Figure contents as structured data

######

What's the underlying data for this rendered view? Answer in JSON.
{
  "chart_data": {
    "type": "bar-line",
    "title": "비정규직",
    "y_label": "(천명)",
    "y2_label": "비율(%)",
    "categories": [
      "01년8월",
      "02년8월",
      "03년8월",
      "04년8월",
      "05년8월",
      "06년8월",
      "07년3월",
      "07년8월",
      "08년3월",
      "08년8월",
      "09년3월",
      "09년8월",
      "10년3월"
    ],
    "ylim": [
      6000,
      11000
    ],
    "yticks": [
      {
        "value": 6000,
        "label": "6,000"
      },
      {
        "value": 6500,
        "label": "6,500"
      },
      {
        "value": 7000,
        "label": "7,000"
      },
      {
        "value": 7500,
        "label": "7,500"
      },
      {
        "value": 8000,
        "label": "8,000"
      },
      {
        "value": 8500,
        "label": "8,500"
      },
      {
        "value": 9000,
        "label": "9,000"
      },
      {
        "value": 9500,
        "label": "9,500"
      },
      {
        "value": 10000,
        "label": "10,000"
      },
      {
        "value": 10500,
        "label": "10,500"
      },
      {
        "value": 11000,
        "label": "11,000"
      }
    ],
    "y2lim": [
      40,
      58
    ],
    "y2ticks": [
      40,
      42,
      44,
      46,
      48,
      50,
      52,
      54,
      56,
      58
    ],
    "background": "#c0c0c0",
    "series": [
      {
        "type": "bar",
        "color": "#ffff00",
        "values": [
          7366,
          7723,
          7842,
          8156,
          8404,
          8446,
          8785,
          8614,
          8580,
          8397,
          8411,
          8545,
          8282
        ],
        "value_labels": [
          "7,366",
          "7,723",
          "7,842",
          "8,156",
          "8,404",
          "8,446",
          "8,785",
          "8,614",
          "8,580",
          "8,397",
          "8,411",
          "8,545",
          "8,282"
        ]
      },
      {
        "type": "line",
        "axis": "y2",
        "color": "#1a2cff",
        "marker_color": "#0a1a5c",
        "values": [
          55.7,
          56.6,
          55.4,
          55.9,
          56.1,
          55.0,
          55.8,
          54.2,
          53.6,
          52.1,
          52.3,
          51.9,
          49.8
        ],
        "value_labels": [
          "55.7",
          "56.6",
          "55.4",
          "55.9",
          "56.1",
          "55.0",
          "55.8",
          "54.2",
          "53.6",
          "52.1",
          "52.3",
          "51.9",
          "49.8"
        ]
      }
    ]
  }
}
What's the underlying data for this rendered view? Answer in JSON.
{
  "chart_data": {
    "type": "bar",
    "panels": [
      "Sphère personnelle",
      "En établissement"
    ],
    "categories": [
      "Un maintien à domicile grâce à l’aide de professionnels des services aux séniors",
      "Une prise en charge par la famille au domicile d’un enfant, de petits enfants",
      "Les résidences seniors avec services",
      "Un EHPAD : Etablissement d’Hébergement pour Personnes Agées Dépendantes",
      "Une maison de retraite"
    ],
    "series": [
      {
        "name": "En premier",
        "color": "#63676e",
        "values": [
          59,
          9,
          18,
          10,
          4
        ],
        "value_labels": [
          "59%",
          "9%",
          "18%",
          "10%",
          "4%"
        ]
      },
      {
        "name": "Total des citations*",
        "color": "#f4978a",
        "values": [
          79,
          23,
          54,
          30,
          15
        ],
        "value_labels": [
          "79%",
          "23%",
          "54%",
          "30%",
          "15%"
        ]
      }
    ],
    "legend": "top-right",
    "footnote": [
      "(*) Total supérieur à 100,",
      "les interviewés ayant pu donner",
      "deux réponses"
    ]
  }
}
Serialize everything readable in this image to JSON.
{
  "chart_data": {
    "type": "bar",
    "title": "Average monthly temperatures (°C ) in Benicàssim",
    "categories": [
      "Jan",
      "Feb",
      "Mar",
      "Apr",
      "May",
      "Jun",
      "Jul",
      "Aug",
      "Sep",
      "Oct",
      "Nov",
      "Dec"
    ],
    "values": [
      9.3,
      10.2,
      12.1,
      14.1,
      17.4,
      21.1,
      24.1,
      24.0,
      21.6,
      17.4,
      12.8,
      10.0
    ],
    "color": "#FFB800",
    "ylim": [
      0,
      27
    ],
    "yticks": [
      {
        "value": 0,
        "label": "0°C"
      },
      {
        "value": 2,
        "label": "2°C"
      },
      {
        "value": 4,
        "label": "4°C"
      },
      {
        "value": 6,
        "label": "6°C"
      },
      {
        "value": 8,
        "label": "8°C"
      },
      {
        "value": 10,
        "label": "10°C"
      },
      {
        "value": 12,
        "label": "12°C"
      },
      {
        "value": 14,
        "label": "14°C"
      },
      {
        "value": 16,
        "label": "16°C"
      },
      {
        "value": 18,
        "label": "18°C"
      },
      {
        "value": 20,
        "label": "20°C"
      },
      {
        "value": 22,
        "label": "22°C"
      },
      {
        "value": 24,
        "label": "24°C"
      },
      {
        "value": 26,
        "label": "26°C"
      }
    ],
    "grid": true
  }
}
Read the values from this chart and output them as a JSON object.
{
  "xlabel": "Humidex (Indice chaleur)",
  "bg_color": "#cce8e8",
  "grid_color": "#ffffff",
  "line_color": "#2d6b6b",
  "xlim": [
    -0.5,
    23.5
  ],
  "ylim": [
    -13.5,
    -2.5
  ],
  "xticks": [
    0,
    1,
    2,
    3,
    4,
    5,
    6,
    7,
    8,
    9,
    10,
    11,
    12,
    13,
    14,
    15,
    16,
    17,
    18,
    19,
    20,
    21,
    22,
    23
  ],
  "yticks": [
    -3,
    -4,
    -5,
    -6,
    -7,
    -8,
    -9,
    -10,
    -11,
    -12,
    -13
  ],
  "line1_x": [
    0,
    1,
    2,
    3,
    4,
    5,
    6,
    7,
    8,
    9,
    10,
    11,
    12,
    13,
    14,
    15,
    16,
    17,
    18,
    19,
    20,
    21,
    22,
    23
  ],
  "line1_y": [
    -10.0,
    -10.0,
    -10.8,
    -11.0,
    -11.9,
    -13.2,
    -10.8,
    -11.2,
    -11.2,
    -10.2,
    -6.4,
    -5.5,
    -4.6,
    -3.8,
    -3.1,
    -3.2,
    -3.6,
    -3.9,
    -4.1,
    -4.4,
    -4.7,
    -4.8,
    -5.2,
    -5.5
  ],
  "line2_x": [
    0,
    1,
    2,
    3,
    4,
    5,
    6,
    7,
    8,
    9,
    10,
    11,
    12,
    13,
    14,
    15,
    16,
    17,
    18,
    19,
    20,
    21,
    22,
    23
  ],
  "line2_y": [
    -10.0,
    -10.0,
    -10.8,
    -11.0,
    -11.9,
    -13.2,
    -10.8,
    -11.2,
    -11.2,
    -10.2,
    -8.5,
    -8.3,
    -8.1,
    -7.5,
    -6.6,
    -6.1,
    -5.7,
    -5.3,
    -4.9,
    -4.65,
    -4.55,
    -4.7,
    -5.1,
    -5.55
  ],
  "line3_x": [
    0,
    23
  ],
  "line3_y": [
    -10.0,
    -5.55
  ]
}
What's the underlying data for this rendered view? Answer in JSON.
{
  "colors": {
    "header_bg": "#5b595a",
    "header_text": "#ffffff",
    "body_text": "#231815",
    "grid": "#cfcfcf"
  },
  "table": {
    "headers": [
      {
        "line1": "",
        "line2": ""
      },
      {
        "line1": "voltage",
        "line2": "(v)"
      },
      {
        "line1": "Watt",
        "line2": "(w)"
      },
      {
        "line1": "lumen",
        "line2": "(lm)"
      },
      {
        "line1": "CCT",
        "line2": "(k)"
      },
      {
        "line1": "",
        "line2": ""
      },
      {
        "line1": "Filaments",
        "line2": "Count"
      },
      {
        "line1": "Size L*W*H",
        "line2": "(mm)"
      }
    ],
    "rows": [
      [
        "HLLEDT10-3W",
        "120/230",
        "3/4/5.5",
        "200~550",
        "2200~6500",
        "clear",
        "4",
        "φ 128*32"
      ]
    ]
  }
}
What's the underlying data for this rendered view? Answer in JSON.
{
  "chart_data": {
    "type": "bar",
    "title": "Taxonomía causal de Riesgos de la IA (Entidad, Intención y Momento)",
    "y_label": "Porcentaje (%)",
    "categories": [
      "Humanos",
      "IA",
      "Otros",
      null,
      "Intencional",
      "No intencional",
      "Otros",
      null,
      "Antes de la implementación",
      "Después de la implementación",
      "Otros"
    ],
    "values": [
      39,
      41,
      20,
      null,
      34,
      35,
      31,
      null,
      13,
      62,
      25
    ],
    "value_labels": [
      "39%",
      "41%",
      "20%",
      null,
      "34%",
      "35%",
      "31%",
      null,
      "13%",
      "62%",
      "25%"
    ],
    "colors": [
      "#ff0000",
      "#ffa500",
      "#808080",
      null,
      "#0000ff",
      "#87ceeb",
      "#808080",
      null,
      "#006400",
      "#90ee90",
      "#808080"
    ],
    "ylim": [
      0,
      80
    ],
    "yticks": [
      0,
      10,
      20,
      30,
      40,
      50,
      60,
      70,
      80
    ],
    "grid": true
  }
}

######

Exercise prompt
Respond with the number of lines containing "ffffff" and no additional words.

Output for this task
2